— MATERIAL FOR THE TASK —
====

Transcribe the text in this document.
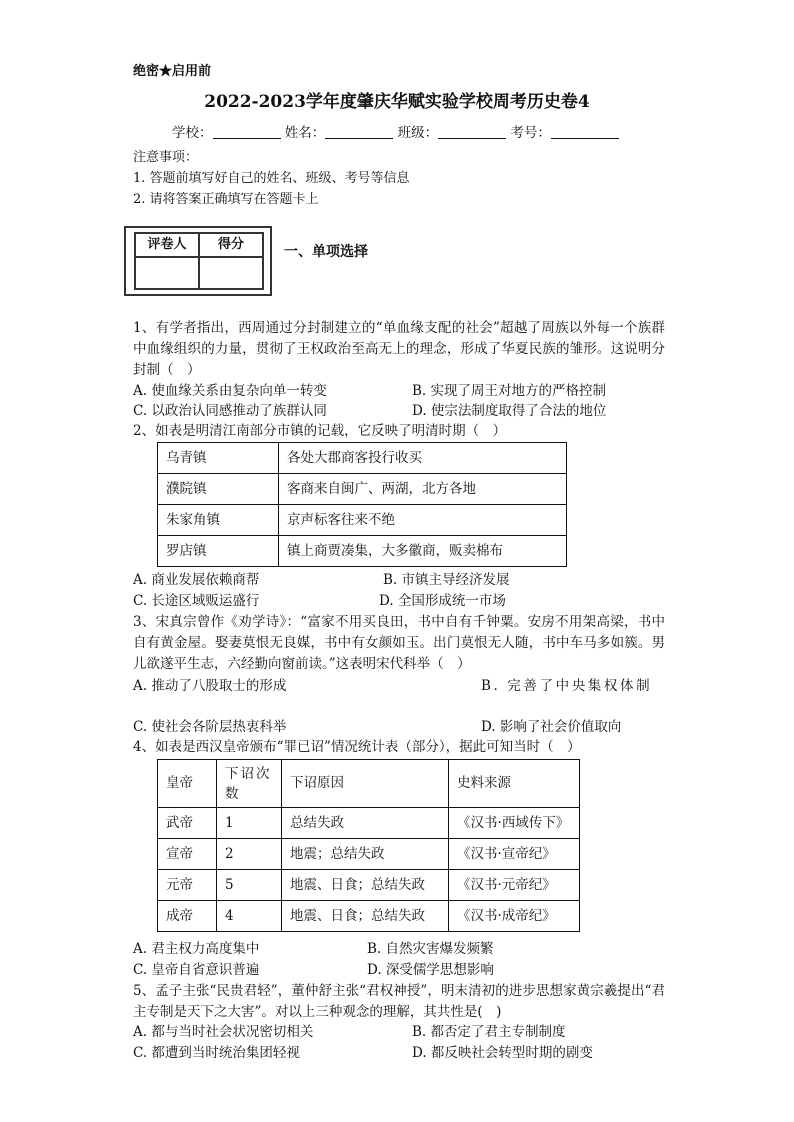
绝密★启用前
2022-2023学年度肇庆华赋实验学校周考历史卷4
学校：	姓名：	班级：	考号：
注意事项：
1. 答题前填写好自己的姓名、班级、考号等信息
2. 请将答案正确填写在答题卡上
评卷人	得分
		一、单项选择
1、有学者指出，西周通过分封制建立的“单血缘支配的社会”超越了周族以外每一个族群中血缘组织的力量，贯彻了王权政治至高无上的理念，形成了华夏民族的雏形。这说明分封制（　）
A. 使血缘关系由复杂向单一转变	B. 实现了周王对地方的严格控制
C. 以政治认同感推动了族群认同	D. 使宗法制度取得了合法的地位
2、如表是明清江南部分市镇的记载，它反映了明清时期（　）
乌青镇	各处大郡商客投行收买
濮院镇	客商来自闽广、两湖，北方各地
朱家角镇	京声标客往来不绝
罗店镇	镇上商贾凑集，大多徽商，贩卖棉布
A. 商业发展依赖商帮	B. 市镇主导经济发展
C. 长途区域贩运盛行	D. 全国形成统一市场
3、宋真宗曾作《劝学诗》：“富家不用买良田，书中自有千钟粟。安房不用架高梁，书中自有黄金屋。娶妻莫恨无良媒，书中有女颜如玉。出门莫恨无人随，书中车马多如簇。男儿欲遂平生志，六经勤向窗前读。”这表明宋代科举（　）
A. 推动了八股取士的形成	B. 完善了中央集权体制
C. 使社会各阶层热衷科举	D. 影响了社会价值取向
4、如表是西汉皇帝颁布“罪已诏”情况统计表（部分），据此可知当时（　）
皇帝	下诏次数	下诏原因	史料来源
武帝	1	总结失政	《汉书·西域传下》
宣帝	2	地震；总结失政	《汉书·宣帝纪》
元帝	5	地震、日食；总结失政	《汉书·元帝纪》
成帝	4	地震、日食；总结失政	《汉书·成帝纪》
A. 君主权力高度集中	B. 自然灾害爆发频繁
C. 皇帝自省意识普遍	D. 深受儒学思想影响
5、孟子主张“民贵君轻”，董仲舒主张“君权神授”，明末清初的进步思想家黄宗羲提出“君主专制是天下之大害”。对以上三种观念的理解，其共性是(　)
A. 都与当时社会状况密切相关	B. 都否定了君主专制制度
C. 都遭到当时统治集团轻视	D. 都反映社会转型时期的剧变
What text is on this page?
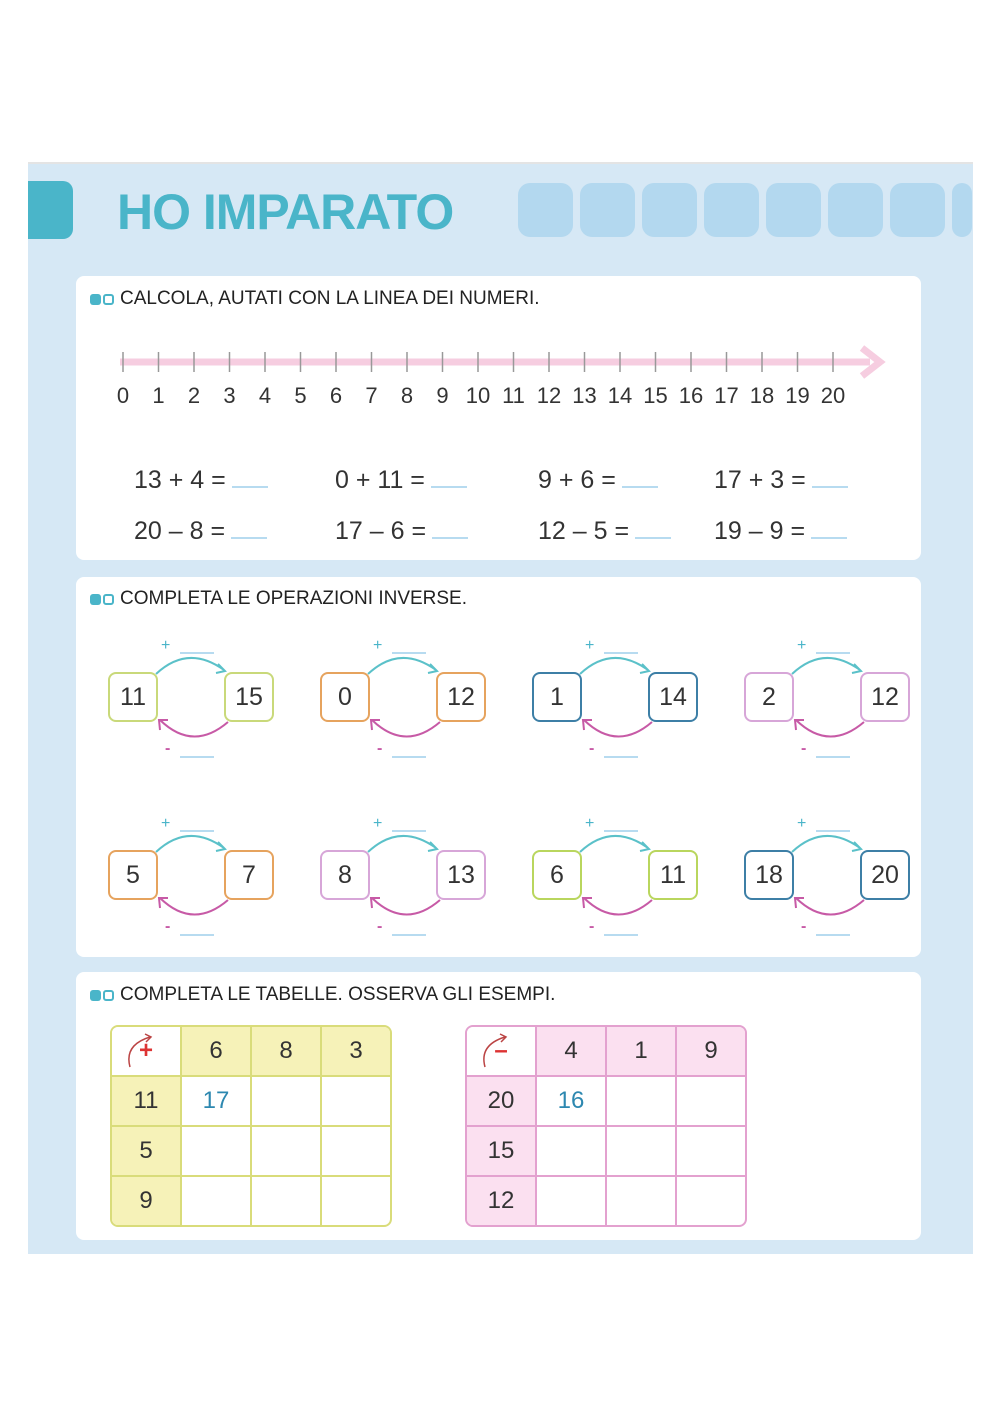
HO IMPARATO
CALCOLA, AUTATI CON LA LINEA DEI NUMERI.
0 1 2 3 4 5 6 7 8 9 10 11 12 13 14 15 16 17 18 19 20
13 + 4 =	0 + 11 =	9 + 6 =	17 + 3 =
20 – 8 =	17 – 6 =	12 – 5 =	19 – 9 =
COMPLETA LE OPERAZIONI INVERSE.
+
11	15
-
+
0	12
-
+
1	14
-
+
2	12
-
+
5	7
-
+
8	13
-
+
6	11
-
+
18	20
-
COMPLETA LE TABELLE. OSSERVA GLI ESEMPI.
+	6	8	3
11	17		
5			
9			
–	4	1	9
20	16		
15			
12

====

— PROBLEM —
Return every line of the preceding records in which the word "this" appears.

— SOLVED PROBLEM —
Transcribe the text in this document.
What text is on this page?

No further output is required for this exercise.